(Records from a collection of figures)
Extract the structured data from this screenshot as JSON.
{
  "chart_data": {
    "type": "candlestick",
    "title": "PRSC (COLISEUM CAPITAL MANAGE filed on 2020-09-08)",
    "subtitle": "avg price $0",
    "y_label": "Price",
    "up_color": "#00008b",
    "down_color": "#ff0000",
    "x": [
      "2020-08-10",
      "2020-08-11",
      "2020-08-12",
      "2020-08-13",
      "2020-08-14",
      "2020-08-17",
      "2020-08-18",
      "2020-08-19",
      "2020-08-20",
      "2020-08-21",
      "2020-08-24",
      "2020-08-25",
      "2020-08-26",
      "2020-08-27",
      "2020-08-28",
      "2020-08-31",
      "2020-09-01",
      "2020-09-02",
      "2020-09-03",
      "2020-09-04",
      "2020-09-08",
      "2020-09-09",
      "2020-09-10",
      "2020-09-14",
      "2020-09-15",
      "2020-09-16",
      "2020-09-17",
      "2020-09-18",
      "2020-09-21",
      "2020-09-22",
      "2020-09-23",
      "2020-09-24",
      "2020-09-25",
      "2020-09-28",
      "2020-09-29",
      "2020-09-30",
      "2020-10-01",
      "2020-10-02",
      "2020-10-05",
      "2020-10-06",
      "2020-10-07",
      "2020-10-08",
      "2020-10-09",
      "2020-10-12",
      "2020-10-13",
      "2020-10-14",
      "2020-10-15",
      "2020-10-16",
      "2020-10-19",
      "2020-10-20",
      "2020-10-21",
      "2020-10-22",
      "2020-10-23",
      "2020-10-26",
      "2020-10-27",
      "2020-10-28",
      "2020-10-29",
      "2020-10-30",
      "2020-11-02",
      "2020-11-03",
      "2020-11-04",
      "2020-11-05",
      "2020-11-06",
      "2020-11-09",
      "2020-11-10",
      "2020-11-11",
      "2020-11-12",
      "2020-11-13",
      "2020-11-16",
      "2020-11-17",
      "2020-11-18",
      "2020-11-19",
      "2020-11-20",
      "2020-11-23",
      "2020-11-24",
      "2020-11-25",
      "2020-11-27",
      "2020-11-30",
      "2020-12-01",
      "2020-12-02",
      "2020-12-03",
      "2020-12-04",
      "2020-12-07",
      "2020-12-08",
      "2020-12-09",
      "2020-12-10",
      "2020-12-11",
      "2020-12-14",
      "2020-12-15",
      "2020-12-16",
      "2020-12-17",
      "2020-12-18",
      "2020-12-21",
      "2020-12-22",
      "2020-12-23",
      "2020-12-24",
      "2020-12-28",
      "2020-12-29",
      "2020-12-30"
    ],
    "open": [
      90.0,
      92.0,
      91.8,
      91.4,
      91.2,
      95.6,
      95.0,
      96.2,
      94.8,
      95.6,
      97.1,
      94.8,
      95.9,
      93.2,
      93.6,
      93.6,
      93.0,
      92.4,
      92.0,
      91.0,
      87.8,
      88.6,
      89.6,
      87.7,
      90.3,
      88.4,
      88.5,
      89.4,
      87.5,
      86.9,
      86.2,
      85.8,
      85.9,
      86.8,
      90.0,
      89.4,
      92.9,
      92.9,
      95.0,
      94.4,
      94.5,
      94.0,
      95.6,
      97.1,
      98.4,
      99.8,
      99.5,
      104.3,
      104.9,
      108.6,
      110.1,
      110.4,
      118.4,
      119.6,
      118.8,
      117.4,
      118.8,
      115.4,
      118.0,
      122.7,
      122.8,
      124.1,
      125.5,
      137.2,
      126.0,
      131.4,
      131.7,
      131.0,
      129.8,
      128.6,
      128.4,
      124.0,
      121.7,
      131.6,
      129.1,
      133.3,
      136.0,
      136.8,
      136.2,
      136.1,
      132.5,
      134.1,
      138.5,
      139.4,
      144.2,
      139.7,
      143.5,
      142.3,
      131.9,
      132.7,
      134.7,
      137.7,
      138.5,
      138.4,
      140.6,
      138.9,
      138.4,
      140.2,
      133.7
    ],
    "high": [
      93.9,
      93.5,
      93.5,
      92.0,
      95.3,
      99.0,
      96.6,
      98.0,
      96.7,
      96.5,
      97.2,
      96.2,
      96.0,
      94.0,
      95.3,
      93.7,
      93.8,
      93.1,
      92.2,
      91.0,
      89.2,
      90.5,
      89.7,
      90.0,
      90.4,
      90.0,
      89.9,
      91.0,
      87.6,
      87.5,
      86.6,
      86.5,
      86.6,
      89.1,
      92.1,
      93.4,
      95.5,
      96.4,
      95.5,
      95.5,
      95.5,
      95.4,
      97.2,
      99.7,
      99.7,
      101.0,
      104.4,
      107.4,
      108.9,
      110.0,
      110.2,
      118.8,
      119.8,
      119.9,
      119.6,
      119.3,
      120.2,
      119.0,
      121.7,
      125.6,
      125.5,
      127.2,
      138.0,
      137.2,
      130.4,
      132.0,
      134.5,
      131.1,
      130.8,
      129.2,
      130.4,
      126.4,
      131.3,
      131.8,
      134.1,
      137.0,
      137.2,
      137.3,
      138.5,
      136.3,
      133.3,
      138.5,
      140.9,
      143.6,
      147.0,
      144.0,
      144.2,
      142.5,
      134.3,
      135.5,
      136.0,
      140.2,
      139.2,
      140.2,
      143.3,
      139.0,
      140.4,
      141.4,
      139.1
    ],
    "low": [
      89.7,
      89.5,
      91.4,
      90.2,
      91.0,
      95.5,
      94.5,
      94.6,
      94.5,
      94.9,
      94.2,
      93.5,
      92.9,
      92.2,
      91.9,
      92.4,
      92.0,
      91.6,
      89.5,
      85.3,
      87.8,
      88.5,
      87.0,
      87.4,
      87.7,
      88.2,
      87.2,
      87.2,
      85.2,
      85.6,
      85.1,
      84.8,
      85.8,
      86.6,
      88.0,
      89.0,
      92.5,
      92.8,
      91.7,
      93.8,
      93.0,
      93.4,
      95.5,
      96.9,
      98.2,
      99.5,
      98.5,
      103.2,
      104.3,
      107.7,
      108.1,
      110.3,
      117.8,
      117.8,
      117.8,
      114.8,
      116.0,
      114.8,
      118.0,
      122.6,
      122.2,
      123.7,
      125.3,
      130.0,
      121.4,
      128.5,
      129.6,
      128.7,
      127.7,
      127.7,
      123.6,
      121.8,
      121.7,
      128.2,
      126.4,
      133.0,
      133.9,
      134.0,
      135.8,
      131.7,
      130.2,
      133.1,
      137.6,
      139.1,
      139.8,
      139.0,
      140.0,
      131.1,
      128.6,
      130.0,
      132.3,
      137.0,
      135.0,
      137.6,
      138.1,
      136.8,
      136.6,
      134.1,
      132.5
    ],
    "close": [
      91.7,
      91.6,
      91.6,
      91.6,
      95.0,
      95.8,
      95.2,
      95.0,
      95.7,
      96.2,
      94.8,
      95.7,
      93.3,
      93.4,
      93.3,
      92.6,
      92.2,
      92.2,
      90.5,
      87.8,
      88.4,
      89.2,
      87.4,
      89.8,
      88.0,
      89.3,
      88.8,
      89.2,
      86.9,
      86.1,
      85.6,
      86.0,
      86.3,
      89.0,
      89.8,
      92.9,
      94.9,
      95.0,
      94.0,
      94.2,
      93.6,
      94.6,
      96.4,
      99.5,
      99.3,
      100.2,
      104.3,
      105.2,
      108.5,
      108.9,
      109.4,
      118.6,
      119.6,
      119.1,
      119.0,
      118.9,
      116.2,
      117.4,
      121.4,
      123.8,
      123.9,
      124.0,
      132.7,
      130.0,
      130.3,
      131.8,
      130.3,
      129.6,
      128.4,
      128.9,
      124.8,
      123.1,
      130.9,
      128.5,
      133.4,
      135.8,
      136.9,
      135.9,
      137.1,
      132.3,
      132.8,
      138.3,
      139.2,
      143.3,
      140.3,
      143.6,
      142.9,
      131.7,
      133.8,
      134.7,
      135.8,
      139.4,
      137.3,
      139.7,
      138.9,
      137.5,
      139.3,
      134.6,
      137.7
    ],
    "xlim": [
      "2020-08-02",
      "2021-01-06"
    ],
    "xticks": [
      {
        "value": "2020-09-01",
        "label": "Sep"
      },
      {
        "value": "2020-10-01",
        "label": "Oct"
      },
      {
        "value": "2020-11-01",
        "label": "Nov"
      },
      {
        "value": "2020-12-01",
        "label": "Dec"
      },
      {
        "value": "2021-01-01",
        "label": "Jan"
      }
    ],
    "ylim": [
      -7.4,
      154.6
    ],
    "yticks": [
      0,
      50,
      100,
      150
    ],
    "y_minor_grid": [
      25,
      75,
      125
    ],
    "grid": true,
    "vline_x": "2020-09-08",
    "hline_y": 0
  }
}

• [Work to complete]: Return all the lines that contain the string "value".

• [Answer to the task]:
        "value": "2020-09-01",
        "value": "2020-10-01",
        "value": "2020-11-01",
        "value": "2020-12-01",
        "value": "2021-01-01",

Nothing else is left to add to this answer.